Extracts from a graphics dataset

════════════════

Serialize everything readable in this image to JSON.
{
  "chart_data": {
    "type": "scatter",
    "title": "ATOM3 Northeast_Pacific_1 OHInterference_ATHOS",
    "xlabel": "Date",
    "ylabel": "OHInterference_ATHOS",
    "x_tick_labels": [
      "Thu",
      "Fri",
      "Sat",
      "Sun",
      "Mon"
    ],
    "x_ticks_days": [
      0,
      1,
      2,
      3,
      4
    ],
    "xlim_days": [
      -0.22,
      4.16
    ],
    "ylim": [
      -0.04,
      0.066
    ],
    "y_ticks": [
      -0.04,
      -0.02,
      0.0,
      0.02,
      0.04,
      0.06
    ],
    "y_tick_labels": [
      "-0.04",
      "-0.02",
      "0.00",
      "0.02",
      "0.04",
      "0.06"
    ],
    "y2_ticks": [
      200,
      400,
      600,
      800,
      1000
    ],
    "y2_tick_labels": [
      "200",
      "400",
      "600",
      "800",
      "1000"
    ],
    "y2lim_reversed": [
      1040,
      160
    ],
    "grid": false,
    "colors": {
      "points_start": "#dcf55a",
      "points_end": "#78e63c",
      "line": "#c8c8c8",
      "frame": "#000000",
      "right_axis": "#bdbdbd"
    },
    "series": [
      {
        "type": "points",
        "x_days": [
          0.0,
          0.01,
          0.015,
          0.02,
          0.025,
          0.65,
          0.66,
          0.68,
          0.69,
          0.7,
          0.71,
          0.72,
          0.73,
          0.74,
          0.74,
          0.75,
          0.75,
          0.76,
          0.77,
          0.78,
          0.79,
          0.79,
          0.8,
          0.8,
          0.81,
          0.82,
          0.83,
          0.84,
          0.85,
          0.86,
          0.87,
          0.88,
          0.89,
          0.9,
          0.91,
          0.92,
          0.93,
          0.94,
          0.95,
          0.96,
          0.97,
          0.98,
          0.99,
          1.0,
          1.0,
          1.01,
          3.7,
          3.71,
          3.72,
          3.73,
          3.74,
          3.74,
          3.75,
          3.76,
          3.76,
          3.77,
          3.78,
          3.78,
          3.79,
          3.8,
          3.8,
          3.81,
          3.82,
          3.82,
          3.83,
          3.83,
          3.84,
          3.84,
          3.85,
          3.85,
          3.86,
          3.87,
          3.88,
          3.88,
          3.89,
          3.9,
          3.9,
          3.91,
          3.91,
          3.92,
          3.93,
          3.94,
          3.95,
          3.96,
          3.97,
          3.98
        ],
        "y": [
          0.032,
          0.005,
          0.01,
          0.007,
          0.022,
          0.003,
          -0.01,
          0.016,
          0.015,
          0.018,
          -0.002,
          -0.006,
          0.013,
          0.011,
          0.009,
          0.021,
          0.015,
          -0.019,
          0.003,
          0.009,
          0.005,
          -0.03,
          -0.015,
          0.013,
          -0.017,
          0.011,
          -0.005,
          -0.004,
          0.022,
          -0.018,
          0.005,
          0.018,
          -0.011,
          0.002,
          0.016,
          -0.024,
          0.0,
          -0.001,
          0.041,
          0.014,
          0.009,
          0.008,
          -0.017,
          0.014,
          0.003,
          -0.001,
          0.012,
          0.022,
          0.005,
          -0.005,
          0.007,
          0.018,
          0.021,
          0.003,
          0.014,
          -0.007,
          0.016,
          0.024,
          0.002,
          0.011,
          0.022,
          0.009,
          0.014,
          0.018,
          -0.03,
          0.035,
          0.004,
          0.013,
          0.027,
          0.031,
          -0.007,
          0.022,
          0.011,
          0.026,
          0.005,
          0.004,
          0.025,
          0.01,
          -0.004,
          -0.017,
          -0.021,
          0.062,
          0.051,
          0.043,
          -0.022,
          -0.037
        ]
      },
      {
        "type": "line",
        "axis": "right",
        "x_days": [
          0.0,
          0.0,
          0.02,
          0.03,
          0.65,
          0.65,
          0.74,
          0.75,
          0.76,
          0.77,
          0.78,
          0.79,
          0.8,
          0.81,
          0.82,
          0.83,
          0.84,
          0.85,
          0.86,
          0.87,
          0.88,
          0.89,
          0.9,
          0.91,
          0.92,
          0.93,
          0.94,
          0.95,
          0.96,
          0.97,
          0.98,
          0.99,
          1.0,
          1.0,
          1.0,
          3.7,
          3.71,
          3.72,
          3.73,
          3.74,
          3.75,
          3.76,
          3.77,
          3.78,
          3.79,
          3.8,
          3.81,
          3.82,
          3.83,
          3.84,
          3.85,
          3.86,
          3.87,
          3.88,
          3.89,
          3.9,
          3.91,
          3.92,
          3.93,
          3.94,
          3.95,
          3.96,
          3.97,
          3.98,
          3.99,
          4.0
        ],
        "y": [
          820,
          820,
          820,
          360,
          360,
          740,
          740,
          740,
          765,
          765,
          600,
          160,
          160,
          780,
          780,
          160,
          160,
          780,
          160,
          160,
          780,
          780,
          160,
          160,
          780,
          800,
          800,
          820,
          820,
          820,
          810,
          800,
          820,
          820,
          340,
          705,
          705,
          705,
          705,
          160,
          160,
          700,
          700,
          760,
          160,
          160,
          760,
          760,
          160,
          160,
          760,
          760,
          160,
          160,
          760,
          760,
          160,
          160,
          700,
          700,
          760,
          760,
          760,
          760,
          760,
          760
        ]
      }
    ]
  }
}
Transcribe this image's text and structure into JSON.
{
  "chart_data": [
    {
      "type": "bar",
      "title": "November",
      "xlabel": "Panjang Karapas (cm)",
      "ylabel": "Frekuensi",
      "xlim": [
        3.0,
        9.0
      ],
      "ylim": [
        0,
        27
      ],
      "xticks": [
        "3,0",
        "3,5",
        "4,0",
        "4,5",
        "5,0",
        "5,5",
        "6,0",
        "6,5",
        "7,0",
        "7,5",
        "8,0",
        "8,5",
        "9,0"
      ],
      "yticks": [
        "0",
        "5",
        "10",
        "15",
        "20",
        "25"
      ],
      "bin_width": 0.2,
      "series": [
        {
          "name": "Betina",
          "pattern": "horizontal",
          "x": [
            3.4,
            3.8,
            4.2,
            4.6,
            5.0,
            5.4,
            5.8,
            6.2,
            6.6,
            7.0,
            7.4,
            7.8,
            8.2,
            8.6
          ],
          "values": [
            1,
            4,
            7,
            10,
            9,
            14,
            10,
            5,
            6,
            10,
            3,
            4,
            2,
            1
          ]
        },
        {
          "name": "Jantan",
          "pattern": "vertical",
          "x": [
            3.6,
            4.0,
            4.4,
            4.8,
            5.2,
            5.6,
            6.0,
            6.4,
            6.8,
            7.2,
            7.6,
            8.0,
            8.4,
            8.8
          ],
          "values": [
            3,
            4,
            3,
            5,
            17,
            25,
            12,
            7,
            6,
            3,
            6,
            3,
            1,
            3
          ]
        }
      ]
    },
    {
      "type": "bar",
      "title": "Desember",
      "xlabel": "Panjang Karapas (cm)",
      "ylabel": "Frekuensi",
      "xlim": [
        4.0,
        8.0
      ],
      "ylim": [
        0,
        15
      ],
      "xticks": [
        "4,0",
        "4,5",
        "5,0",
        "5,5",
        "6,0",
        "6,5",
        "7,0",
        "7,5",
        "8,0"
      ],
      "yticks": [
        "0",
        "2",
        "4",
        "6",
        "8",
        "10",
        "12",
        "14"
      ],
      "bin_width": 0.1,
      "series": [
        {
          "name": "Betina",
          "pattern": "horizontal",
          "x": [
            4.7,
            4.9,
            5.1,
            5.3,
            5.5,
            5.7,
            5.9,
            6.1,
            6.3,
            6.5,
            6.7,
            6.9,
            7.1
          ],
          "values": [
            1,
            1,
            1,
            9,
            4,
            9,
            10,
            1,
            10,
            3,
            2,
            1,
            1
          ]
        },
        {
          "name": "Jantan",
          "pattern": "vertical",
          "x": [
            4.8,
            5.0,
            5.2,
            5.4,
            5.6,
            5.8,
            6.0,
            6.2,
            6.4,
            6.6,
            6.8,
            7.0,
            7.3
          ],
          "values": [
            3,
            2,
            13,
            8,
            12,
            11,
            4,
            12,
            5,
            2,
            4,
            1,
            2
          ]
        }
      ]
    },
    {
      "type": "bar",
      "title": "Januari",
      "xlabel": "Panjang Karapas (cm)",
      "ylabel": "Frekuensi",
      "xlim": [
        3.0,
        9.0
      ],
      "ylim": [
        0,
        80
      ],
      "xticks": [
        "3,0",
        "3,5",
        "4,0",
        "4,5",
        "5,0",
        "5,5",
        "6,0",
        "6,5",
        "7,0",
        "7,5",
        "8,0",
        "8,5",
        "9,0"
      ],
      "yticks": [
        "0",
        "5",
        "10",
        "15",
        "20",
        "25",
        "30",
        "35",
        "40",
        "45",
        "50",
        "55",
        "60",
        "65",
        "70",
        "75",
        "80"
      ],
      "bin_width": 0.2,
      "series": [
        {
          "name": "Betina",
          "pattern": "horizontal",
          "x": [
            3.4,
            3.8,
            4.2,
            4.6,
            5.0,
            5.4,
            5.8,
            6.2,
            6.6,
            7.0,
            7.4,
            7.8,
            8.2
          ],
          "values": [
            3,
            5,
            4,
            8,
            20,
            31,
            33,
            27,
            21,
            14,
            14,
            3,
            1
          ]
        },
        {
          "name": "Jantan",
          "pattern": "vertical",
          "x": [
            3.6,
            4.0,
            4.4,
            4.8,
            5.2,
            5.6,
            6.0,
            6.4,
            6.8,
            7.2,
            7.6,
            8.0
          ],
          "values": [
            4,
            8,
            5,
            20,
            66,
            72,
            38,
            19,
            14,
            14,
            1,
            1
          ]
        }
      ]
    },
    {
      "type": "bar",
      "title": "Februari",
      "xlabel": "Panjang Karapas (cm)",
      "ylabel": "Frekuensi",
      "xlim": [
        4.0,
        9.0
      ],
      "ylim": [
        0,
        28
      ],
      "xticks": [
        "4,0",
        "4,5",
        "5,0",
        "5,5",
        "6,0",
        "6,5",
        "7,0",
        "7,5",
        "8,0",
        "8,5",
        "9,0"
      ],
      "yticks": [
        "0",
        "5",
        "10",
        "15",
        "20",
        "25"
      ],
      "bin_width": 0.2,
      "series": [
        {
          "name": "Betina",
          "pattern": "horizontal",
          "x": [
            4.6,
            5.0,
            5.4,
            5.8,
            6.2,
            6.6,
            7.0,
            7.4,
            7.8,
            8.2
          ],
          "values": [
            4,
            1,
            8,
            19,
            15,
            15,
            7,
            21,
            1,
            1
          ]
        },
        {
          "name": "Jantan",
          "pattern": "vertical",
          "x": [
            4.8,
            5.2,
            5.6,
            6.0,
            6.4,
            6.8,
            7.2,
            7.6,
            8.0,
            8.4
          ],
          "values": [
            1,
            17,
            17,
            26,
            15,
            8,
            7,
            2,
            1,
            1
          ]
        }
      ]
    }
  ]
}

════════════════

#### [Task description]
Give only the count of lines in which the string "image" appears.

#### [Result for this task]
2